(Dataset items)
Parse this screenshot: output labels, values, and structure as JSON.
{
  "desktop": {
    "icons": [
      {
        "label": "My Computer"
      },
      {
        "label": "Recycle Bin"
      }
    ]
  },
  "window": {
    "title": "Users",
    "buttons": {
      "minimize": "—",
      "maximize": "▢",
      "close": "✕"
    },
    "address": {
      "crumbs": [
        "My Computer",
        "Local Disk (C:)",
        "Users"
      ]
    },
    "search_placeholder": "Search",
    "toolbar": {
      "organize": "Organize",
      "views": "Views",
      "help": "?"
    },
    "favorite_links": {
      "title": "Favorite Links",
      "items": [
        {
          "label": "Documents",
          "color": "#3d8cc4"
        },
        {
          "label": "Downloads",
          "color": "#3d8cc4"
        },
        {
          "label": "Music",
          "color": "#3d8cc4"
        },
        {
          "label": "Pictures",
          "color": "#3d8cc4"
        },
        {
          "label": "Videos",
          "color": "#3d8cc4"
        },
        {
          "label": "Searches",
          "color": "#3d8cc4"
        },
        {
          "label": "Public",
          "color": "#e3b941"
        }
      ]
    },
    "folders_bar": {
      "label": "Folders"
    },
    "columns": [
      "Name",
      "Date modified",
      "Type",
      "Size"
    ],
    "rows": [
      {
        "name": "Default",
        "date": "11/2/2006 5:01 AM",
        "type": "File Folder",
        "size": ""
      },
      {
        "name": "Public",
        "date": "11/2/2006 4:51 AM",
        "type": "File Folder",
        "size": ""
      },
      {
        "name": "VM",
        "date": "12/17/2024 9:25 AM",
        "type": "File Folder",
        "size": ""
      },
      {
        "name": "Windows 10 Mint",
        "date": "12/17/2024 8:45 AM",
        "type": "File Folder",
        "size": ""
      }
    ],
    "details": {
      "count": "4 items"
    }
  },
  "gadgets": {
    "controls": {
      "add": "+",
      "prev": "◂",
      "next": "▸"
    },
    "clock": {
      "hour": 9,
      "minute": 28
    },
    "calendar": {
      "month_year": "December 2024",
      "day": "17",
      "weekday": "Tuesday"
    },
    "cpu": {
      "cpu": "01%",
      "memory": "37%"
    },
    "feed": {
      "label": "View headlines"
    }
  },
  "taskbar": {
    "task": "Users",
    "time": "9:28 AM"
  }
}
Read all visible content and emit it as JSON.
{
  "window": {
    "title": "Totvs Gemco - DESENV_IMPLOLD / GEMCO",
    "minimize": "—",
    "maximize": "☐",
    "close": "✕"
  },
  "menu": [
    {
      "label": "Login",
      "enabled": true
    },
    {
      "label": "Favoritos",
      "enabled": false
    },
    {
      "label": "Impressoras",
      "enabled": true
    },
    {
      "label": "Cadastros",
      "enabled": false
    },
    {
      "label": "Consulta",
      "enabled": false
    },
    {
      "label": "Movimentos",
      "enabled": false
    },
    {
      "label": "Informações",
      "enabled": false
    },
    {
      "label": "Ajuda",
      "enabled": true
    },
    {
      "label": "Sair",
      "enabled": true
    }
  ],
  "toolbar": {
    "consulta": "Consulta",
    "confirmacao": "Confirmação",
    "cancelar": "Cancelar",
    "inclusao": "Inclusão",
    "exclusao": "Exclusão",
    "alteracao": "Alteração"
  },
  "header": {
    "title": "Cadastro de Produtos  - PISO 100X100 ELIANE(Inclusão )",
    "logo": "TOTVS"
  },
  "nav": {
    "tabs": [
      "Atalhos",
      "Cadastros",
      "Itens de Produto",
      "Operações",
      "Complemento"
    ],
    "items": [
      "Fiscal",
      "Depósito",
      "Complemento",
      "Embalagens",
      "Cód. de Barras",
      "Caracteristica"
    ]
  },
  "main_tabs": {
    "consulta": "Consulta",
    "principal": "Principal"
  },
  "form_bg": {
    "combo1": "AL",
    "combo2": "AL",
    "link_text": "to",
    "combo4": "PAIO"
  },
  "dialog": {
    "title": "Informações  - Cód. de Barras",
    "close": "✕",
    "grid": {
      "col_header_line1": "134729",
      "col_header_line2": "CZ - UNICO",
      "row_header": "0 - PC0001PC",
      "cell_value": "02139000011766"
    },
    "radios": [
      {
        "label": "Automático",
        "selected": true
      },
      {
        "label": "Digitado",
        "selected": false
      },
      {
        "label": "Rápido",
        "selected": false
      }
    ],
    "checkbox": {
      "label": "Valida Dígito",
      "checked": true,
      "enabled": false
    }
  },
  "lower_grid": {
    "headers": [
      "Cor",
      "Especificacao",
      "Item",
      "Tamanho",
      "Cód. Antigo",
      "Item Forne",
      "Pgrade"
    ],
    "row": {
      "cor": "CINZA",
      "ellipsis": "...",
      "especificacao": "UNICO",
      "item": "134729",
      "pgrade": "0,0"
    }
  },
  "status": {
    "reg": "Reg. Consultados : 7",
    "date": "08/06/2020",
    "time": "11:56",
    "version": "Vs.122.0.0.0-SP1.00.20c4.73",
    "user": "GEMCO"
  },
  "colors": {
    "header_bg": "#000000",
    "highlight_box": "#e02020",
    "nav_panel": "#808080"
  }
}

**To do**
Quote the material exactly, leaving nothing out.

**Output for this exercise**
Parse this screenshot: output labels, values, and structure as JSON.
{
  "desktop": {
    "icons": [
      {
        "label": "My Computer"
      },
      {
        "label": "Recycle Bin"
      }
    ]
  },
  "window": {
    "title": "Users",
    "buttons": {
      "minimize": "—",
      "maximize": "▢",
      "close": "✕"
    },
    "address": {
      "crumbs": [
        "My Computer",
        "Local Disk (C:)",
        "Users"
      ]
    },
    "search_placeholder": "Search",
    "toolbar": {
      "organize": "Organize",
      "views": "Views",
      "help": "?"
    },
    "favorite_links": {
      "title": "Favorite Links",
      "items": [
        {
          "label": "Documents",
          "color": "#3d8cc4"
        },
        {
          "label": "Downloads",
          "color": "#3d8cc4"
        },
        {
          "label": "Music",
          "color": "#3d8cc4"
        },
        {
          "label": "Pictures",
          "color": "#3d8cc4"
        },
        {
          "label": "Videos",
          "color": "#3d8cc4"
        },
        {
          "label": "Searches",
          "color": "#3d8cc4"
        },
        {
          "label": "Public",
          "color": "#e3b941"
        }
      ]
    },
    "folders_bar": {
      "label": "Folders"
    },
    "columns": [
      "Name",
      "Date modified",
      "Type",
      "Size"
    ],
    "rows": [
      {
        "name": "Default",
        "date": "11/2/2006 5:01 AM",
        "type": "File Folder",
        "size": ""
      },
      {
        "name": "Public",
        "date": "11/2/2006 4:51 AM",
        "type": "File Folder",
        "size": ""
      },
      {
        "name": "VM",
        "date": "12/17/2024 9:25 AM",
        "type": "File Folder",
        "size": ""
      },
      {
        "name": "Windows 10 Mint",
        "date": "12/17/2024 8:45 AM",
        "type": "File Folder",
        "size": ""
      }
    ],
    "details": {
      "count": "4 items"
    }
  },
  "gadgets": {
    "controls": {
      "add": "+",
      "prev": "◂",
      "next": "▸"
    },
    "clock": {
      "hour": 9,
      "minute": 28
    },
    "calendar": {
      "month_year": "December 2024",
      "day": "17",
      "weekday": "Tuesday"
    },
    "cpu": {
      "cpu": "01%",
      "memory": "37%"
    },
    "feed": {
      "label": "View headlines"
    }
  },
  "taskbar": {
    "task": "Users",
    "time": "9:28 AM"
  }
}
Read all visible content and emit it as JSON.
{
  "window": {
    "title": "Totvs Gemco - DESENV_IMPLOLD / GEMCO",
    "minimize": "—",
    "maximize": "☐",
    "close": "✕"
  },
  "menu": [
    {
      "label": "Login",
      "enabled": true
    },
    {
      "label": "Favoritos",
      "enabled": false
    },
    {
      "label": "Impressoras",
      "enabled": true
    },
    {
      "label": "Cadastros",
      "enabled": false
    },
    {
      "label": "Consulta",
      "enabled": false
    },
    {
      "label": "Movimentos",
      "enabled": false
    },
    {
      "label": "Informações",
      "enabled": false
    },
    {
      "label": "Ajuda",
      "enabled": true
    },
    {
      "label": "Sair",
      "enabled": true
    }
  ],
  "toolbar": {
    "consulta": "Consulta",
    "confirmacao": "Confirmação",
    "cancelar": "Cancelar",
    "inclusao": "Inclusão",
    "exclusao": "Exclusão",
    "alteracao": "Alteração"
  },
  "header": {
    "title": "Cadastro de Produtos  - PISO 100X100 ELIANE(Inclusão )",
    "logo": "TOTVS"
  },
  "nav": {
    "tabs": [
      "Atalhos",
      "Cadastros",
      "Itens de Produto",
      "Operações",
      "Complemento"
    ],
    "items": [
      "Fiscal",
      "Depósito",
      "Complemento",
      "Embalagens",
      "Cód. de Barras",
      "Caracteristica"
    ]
  },
  "main_tabs": {
    "consulta": "Consulta",
    "principal": "Principal"
  },
  "form_bg": {
    "combo1": "AL",
    "combo2": "AL",
    "link_text": "to",
    "combo4": "PAIO"
  },
  "dialog": {
    "title": "Informações  - Cód. de Barras",
    "close": "✕",
    "grid": {
      "col_header_line1": "134729",
      "col_header_line2": "CZ - UNICO",
      "row_header": "0 - PC0001PC",
      "cell_value": "02139000011766"
    },
    "radios": [
      {
        "label": "Automático",
        "selected": true
      },
      {
        "label": "Digitado",
        "selected": false
      },
      {
        "label": "Rápido",
        "selected": false
      }
    ],
    "checkbox": {
      "label": "Valida Dígito",
      "checked": true,
      "enabled": false
    }
  },
  "lower_grid": {
    "headers": [
      "Cor",
      "Especificacao",
      "Item",
      "Tamanho",
      "Cód. Antigo",
      "Item Forne",
      "Pgrade"
    ],
    "row": {
      "cor": "CINZA",
      "ellipsis": "...",
      "especificacao": "UNICO",
      "item": "134729",
      "pgrade": "0,0"
    }
  },
  "status": {
    "reg": "Reg. Consultados : 7",
    "date": "08/06/2020",
    "time": "11:56",
    "version": "Vs.122.0.0.0-SP1.00.20c4.73",
    "user": "GEMCO"
  },
  "colors": {
    "header_bg": "#000000",
    "highlight_box": "#e02020",
    "nav_panel": "#808080"
  }
}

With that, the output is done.